EXERCISE BRIEF: Omit all pictures. Copy the rest of the material exactly.

DATA EXTRACT:
-=-=-=-=-
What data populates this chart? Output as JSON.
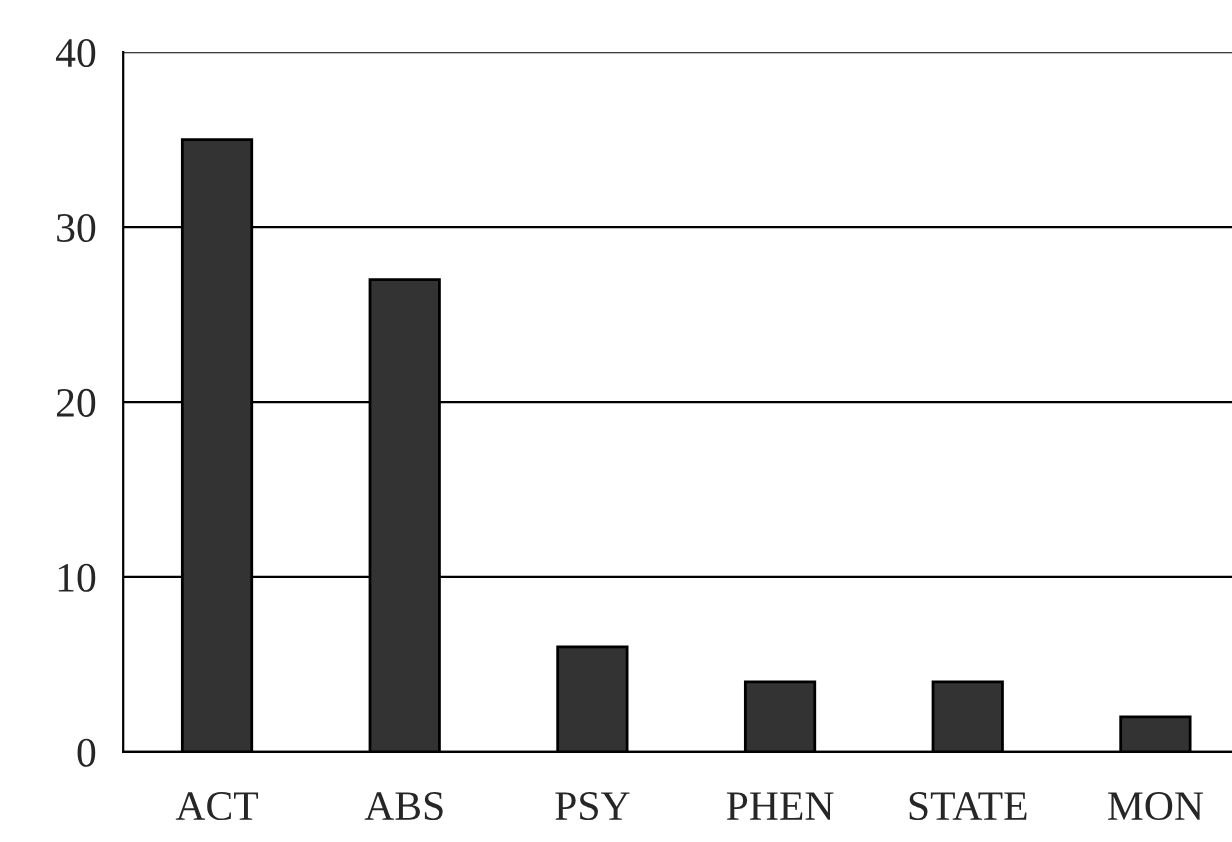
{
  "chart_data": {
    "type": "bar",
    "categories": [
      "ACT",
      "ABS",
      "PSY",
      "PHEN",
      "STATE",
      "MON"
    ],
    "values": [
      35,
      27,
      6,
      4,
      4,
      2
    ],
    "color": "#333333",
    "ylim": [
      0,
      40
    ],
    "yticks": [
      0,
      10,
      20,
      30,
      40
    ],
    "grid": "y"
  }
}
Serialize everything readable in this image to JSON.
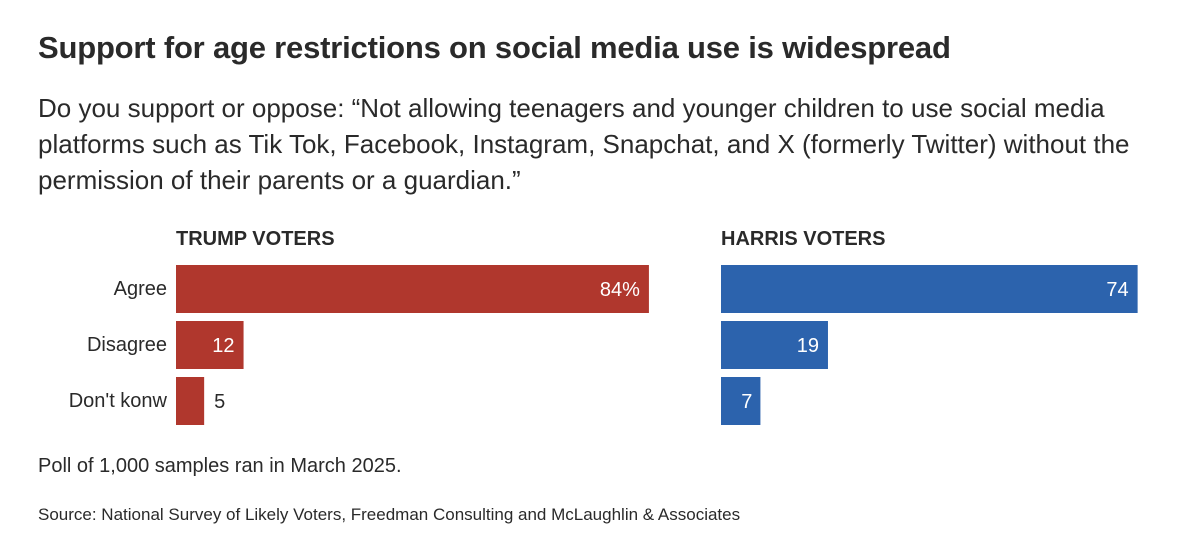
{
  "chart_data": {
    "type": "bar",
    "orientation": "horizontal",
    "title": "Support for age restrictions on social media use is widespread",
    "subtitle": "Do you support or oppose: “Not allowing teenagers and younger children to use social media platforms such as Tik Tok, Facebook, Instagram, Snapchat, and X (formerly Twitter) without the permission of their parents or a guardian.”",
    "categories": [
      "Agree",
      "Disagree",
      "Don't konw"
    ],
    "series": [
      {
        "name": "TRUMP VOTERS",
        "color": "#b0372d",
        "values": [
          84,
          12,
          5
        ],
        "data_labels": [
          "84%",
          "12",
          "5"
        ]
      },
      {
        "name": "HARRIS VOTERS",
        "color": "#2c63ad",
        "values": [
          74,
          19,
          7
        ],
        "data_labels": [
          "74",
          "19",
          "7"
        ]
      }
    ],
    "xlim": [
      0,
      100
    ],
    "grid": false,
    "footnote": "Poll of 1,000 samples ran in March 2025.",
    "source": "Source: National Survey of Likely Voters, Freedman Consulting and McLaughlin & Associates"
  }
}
-=-=-=-=-
EXERCISE ANSWER:
What data populates this chart? Output as JSON.
{
  "chart_data": {
    "type": "bar",
    "categories": [
      "ACT",
      "ABS",
      "PSY",
      "PHEN",
      "STATE",
      "MON"
    ],
    "values": [
      35,
      27,
      6,
      4,
      4,
      2
    ],
    "color": "#333333",
    "ylim": [
      0,
      40
    ],
    "yticks": [
      0,
      10,
      20,
      30,
      40
    ],
    "grid": "y"
  }
}
Serialize everything readable in this image to JSON.
{
  "chart_data": {
    "type": "bar",
    "orientation": "horizontal",
    "title": "Support for age restrictions on social media use is widespread",
    "subtitle": "Do you support or oppose: “Not allowing teenagers and younger children to use social media platforms such as Tik Tok, Facebook, Instagram, Snapchat, and X (formerly Twitter) without the permission of their parents or a guardian.”",
    "categories": [
      "Agree",
      "Disagree",
      "Don't konw"
    ],
    "series": [
      {
        "name": "TRUMP VOTERS",
        "color": "#b0372d",
        "values": [
          84,
          12,
          5
        ],
        "data_labels": [
          "84%",
          "12",
          "5"
        ]
      },
      {
        "name": "HARRIS VOTERS",
        "color": "#2c63ad",
        "values": [
          74,
          19,
          7
        ],
        "data_labels": [
          "74",
          "19",
          "7"
        ]
      }
    ],
    "xlim": [
      0,
      100
    ],
    "grid": false,
    "footnote": "Poll of 1,000 samples ran in March 2025.",
    "source": "Source: National Survey of Likely Voters, Freedman Consulting and McLaughlin & Associates"
  }
}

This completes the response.